- **Given instruction**
Copy every line of the records below word for word, keeping each character and box value unchanged.
:: Available data ::
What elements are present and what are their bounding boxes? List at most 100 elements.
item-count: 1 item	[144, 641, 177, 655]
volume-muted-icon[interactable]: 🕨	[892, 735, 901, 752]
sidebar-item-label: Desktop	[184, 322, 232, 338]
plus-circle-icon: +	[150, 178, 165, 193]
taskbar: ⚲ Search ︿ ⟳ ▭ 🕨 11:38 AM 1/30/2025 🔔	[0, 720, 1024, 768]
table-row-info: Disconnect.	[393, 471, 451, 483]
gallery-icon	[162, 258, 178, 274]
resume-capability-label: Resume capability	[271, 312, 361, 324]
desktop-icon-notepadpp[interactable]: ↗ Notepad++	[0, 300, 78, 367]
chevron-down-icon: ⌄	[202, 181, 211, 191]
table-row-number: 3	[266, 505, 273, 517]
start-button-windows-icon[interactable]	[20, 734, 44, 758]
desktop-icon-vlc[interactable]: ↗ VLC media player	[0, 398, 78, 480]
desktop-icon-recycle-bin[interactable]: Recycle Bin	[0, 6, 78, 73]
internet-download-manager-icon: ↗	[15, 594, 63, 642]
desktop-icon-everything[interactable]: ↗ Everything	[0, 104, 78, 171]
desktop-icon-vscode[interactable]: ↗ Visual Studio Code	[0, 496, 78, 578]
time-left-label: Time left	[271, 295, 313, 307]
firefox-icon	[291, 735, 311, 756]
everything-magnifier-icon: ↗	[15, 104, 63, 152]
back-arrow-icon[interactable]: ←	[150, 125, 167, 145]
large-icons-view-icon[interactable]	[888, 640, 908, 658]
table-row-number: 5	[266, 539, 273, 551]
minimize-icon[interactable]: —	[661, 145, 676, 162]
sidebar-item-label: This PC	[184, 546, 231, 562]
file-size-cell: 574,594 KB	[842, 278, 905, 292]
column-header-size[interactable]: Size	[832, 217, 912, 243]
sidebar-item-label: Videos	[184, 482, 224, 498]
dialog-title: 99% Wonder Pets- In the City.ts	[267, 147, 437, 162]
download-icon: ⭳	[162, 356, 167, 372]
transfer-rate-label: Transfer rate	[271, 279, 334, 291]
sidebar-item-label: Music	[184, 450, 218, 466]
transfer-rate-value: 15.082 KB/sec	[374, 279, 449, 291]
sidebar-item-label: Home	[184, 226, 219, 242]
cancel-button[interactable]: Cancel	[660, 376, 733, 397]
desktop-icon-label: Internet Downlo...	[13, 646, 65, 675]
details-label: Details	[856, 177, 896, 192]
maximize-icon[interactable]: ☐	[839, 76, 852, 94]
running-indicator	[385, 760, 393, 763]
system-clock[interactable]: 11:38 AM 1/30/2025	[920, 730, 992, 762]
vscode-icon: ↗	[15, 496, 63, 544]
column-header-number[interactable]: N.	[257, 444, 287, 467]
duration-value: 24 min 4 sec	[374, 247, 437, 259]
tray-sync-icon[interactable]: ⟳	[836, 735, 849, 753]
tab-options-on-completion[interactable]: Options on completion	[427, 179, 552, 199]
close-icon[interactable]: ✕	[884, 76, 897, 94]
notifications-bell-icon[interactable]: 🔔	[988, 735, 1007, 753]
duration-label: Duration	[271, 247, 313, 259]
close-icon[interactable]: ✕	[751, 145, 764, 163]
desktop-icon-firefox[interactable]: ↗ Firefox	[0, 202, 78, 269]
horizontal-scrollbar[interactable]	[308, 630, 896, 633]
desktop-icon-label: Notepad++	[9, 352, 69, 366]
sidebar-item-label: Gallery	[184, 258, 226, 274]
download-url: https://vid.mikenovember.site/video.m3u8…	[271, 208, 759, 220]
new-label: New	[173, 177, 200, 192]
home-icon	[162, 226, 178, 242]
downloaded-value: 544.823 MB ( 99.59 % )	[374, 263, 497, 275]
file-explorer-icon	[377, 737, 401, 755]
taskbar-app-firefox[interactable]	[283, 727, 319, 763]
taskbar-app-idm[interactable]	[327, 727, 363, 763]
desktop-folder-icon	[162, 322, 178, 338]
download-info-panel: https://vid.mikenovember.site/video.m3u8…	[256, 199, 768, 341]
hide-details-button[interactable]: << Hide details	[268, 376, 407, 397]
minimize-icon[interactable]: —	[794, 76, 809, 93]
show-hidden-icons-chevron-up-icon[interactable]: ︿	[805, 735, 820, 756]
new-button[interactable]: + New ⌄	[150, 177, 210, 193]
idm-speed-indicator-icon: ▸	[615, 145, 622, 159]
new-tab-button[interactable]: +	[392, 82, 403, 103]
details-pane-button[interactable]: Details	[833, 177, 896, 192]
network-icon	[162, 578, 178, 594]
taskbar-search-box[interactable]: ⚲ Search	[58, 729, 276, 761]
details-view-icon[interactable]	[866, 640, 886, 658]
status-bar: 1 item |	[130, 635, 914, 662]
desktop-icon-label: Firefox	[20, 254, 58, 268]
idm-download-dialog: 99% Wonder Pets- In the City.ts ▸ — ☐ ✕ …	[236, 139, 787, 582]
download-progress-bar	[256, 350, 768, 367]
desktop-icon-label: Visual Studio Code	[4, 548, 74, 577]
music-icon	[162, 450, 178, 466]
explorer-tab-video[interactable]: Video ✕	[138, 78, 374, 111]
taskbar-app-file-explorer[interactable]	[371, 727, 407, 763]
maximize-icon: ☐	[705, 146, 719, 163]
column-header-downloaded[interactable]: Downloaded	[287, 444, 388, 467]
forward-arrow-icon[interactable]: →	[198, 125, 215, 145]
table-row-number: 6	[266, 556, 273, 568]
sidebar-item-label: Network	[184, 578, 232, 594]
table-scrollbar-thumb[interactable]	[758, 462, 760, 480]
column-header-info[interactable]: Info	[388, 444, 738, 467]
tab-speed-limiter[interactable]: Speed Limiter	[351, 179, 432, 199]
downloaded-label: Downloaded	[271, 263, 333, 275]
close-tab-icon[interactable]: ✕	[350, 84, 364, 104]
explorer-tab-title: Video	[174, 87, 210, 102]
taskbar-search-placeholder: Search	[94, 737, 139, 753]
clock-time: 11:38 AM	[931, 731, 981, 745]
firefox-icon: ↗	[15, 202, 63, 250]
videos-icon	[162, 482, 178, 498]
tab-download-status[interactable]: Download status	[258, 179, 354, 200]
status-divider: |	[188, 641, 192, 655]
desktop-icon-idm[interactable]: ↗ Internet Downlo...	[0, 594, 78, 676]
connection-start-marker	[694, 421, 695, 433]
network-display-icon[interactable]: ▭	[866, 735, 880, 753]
:::
- **Completed exercise**
What elements are present and what are their bounding boxes? List at most 100 elements.
item-count: 1 item	[144, 641, 177, 655]
volume-muted-icon[interactable]: 🕨	[892, 735, 901, 752]
sidebar-item-label: Desktop	[184, 322, 232, 338]
plus-circle-icon: +	[150, 178, 165, 193]
taskbar: ⚲ Search ︿ ⟳ ▭ 🕨 11:38 AM 1/30/2025 🔔	[0, 720, 1024, 768]
table-row-info: Disconnect.	[393, 471, 451, 483]
gallery-icon	[162, 258, 178, 274]
resume-capability-label: Resume capability	[271, 312, 361, 324]
desktop-icon-notepadpp[interactable]: ↗ Notepad++	[0, 300, 78, 367]
chevron-down-icon: ⌄	[202, 181, 211, 191]
table-row-number: 3	[266, 505, 273, 517]
start-button-windows-icon[interactable]	[20, 734, 44, 758]
desktop-icon-vlc[interactable]: ↗ VLC media player	[0, 398, 78, 480]
desktop-icon-recycle-bin[interactable]: Recycle Bin	[0, 6, 78, 73]
internet-download-manager-icon: ↗	[15, 594, 63, 642]
desktop-icon-everything[interactable]: ↗ Everything	[0, 104, 78, 171]
desktop-icon-vscode[interactable]: ↗ Visual Studio Code	[0, 496, 78, 578]
time-left-label: Time left	[271, 295, 313, 307]
firefox-icon	[291, 735, 311, 756]
everything-magnifier-icon: ↗	[15, 104, 63, 152]
back-arrow-icon[interactable]: ←	[150, 125, 167, 145]
large-icons-view-icon[interactable]	[888, 640, 908, 658]
table-row-number: 5	[266, 539, 273, 551]
minimize-icon[interactable]: —	[661, 145, 676, 162]
sidebar-item-label: This PC	[184, 546, 231, 562]
file-size-cell: 574,594 KB	[842, 278, 905, 292]
column-header-size[interactable]: Size	[832, 217, 912, 243]
sidebar-item-label: Videos	[184, 482, 224, 498]
dialog-title: 99% Wonder Pets- In the City.ts	[267, 147, 437, 162]
download-icon: ⭳	[162, 356, 167, 372]
transfer-rate-label: Transfer rate	[271, 279, 334, 291]
sidebar-item-label: Music	[184, 450, 218, 466]
transfer-rate-value: 15.082 KB/sec	[374, 279, 449, 291]
sidebar-item-label: Home	[184, 226, 219, 242]
cancel-button[interactable]: Cancel	[660, 376, 733, 397]
desktop-icon-label: Internet Downlo...	[13, 646, 65, 675]
details-label: Details	[856, 177, 896, 192]
maximize-icon[interactable]: ☐	[839, 76, 852, 94]
running-indicator	[385, 760, 393, 763]
system-clock[interactable]: 11:38 AM 1/30/2025	[920, 730, 992, 762]
vscode-icon: ↗	[15, 496, 63, 544]
column-header-number[interactable]: N.	[257, 444, 287, 467]
duration-value: 24 min 4 sec	[374, 247, 437, 259]
tray-sync-icon[interactable]: ⟳	[836, 735, 849, 753]
tab-options-on-completion[interactable]: Options on completion	[427, 179, 552, 199]
close-icon[interactable]: ✕	[884, 76, 897, 94]
notifications-bell-icon[interactable]: 🔔	[988, 735, 1007, 753]
duration-label: Duration	[271, 247, 313, 259]
close-icon[interactable]: ✕	[751, 145, 764, 163]
desktop-icon-firefox[interactable]: ↗ Firefox	[0, 202, 78, 269]
horizontal-scrollbar[interactable]	[308, 630, 896, 633]
desktop-icon-label: Notepad++	[9, 352, 69, 366]
sidebar-item-label: Gallery	[184, 258, 226, 274]
download-url: https://vid.mikenovember.site/video.m3u8…	[271, 208, 759, 220]
new-label: New	[173, 177, 200, 192]
home-icon	[162, 226, 178, 242]
downloaded-value: 544.823 MB ( 99.59 % )	[374, 263, 497, 275]
file-explorer-icon	[377, 737, 401, 755]
taskbar-app-firefox[interactable]	[283, 727, 319, 763]
taskbar-app-idm[interactable]	[327, 727, 363, 763]
desktop-folder-icon	[162, 322, 178, 338]
download-info-panel: https://vid.mikenovember.site/video.m3u8…	[256, 199, 768, 341]
hide-details-button[interactable]: << Hide details	[268, 376, 407, 397]
minimize-icon[interactable]: —	[794, 76, 809, 93]
show-hidden-icons-chevron-up-icon[interactable]: ︿	[805, 735, 820, 756]
new-button[interactable]: + New ⌄	[150, 177, 210, 193]
idm-speed-indicator-icon: ▸	[615, 145, 622, 159]
new-tab-button[interactable]: +	[392, 82, 403, 103]
details-pane-button[interactable]: Details	[833, 177, 896, 192]
network-icon	[162, 578, 178, 594]
taskbar-search-box[interactable]: ⚲ Search	[58, 729, 276, 761]
details-view-icon[interactable]	[866, 640, 886, 658]
status-bar: 1 item |	[130, 635, 914, 662]
desktop-icon-label: Firefox	[20, 254, 58, 268]
idm-download-dialog: 99% Wonder Pets- In the City.ts ▸ — ☐ ✕ …	[236, 139, 787, 582]
download-progress-bar	[256, 350, 768, 367]
desktop-icon-label: Visual Studio Code	[4, 548, 74, 577]
music-icon	[162, 450, 178, 466]
explorer-tab-video[interactable]: Video ✕	[138, 78, 374, 111]
taskbar-app-file-explorer[interactable]	[371, 727, 407, 763]
maximize-icon: ☐	[705, 146, 719, 163]
column-header-downloaded[interactable]: Downloaded	[287, 444, 388, 467]
forward-arrow-icon[interactable]: →	[198, 125, 215, 145]
table-row-number: 6	[266, 556, 273, 568]
sidebar-item-label: Network	[184, 578, 232, 594]
table-scrollbar-thumb[interactable]	[758, 462, 760, 480]
column-header-info[interactable]: Info	[388, 444, 738, 467]
tab-speed-limiter[interactable]: Speed Limiter	[351, 179, 432, 199]
downloaded-label: Downloaded	[271, 263, 333, 275]
close-tab-icon[interactable]: ✕	[350, 84, 364, 104]
explorer-tab-title: Video	[174, 87, 210, 102]
taskbar-search-placeholder: Search	[94, 737, 139, 753]
clock-time: 11:38 AM	[931, 731, 981, 745]
firefox-icon: ↗	[15, 202, 63, 250]
videos-icon	[162, 482, 178, 498]
tab-download-status[interactable]: Download status	[258, 179, 354, 200]
status-divider: |	[188, 641, 192, 655]
desktop-icon-idm[interactable]: ↗ Internet Downlo...	[0, 594, 78, 676]
connection-start-marker	[694, 421, 695, 433]
network-display-icon[interactable]: ▭	[866, 735, 880, 753]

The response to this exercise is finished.